Written task:
Restate the entries word for word, omitting nothing.

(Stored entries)
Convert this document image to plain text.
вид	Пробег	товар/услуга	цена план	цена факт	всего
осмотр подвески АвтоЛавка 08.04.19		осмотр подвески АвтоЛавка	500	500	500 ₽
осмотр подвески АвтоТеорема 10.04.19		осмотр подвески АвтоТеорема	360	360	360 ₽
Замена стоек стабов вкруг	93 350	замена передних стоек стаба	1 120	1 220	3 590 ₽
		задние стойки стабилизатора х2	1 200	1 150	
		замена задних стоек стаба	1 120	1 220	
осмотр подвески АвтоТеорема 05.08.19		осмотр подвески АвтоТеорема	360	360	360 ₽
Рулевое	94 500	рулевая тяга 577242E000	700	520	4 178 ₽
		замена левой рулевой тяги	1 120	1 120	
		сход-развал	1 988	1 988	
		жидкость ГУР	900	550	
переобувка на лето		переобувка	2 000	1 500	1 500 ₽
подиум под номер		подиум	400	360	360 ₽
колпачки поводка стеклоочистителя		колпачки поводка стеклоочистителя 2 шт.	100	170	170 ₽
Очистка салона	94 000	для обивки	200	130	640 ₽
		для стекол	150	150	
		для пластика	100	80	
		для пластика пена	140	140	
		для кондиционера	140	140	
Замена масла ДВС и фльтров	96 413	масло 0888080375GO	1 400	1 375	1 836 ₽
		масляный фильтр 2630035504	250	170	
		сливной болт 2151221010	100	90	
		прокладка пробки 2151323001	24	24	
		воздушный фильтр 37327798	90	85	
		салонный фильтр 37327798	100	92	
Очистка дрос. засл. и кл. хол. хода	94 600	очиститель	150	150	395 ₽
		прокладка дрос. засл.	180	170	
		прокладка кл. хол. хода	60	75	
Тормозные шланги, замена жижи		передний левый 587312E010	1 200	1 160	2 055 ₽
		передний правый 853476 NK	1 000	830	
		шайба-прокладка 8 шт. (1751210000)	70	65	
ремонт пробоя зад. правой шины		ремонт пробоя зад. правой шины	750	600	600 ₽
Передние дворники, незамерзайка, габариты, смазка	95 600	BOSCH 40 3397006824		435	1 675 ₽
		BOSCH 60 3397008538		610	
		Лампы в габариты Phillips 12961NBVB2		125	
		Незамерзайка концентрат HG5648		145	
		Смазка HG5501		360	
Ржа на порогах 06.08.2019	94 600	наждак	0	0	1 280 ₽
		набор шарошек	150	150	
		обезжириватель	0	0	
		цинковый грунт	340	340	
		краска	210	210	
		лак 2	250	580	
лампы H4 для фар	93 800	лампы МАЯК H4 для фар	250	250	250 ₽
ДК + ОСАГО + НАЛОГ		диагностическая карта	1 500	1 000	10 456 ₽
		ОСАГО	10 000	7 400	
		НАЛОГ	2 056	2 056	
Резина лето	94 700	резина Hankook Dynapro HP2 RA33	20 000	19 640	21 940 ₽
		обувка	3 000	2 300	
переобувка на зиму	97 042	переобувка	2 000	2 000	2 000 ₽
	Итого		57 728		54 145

Reply to the exercise:
Convert this document image to plain text.
вид	Пробег	товар/услуга	цена план	цена факт	всего
осмотр подвески АвтоЛавка 08.04.19		осмотр подвески АвтоЛавка	500	500	500 ₽
осмотр подвески АвтоТеорема 10.04.19		осмотр подвески АвтоТеорема	360	360	360 ₽
Замена стоек стабов вкруг	93 350	замена передних стоек стаба	1 120	1 220	3 590 ₽
		задние стойки стабилизатора х2	1 200	1 150	
		замена задних стоек стаба	1 120	1 220	
осмотр подвески АвтоТеорема 05.08.19		осмотр подвески АвтоТеорема	360	360	360 ₽
Рулевое	94 500	рулевая тяга 577242E000	700	520	4 178 ₽
		замена левой рулевой тяги	1 120	1 120	
		сход-развал	1 988	1 988	
		жидкость ГУР	900	550	
переобувка на лето		переобувка	2 000	1 500	1 500 ₽
подиум под номер		подиум	400	360	360 ₽
колпачки поводка стеклоочистителя		колпачки поводка стеклоочистителя 2 шт.	100	170	170 ₽
Очистка салона	94 000	для обивки	200	130	640 ₽
		для стекол	150	150	
		для пластика	100	80	
		для пластика пена	140	140	
		для кондиционера	140	140	
Замена масла ДВС и фльтров	96 413	масло 0888080375GO	1 400	1 375	1 836 ₽
		масляный фильтр 2630035504	250	170	
		сливной болт 2151221010	100	90	
		прокладка пробки 2151323001	24	24	
		воздушный фильтр 37327798	90	85	
		салонный фильтр 37327798	100	92	
Очистка дрос. засл. и кл. хол. хода	94 600	очиститель	150	150	395 ₽
		прокладка дрос. засл.	180	170	
		прокладка кл. хол. хода	60	75	
Тормозные шланги, замена жижи		передний левый 587312E010	1 200	1 160	2 055 ₽
		передний правый 853476 NK	1 000	830	
		шайба-прокладка 8 шт. (1751210000)	70	65	
ремонт пробоя зад. правой шины		ремонт пробоя зад. правой шины	750	600	600 ₽
Передние дворники, незамерзайка, габариты, смазка	95 600	BOSCH 40 3397006824		435	1 675 ₽
		BOSCH 60 3397008538		610	
		Лампы в габариты Phillips 12961NBVB2		125	
		Незамерзайка концентрат HG5648		145	
		Смазка HG5501		360	
Ржа на порогах 06.08.2019	94 600	наждак	0	0	1 280 ₽
		набор шарошек	150	150	
		обезжириватель	0	0	
		цинковый грунт	340	340	
		краска	210	210	
		лак 2	250	580	
лампы H4 для фар	93 800	лампы МАЯК H4 для фар	250	250	250 ₽
ДК + ОСАГО + НАЛОГ		диагностическая карта	1 500	1 000	10 456 ₽
		ОСАГО	10 000	7 400	
		НАЛОГ	2 056	2 056	
Резина лето	94 700	резина Hankook Dynapro HP2 RA33	20 000	19 640	21 940 ₽
		обувка	3 000	2 300	
переобувка на зиму	97 042	переобувка	2 000	2 000	2 000 ₽
	Итого		57 728		54 145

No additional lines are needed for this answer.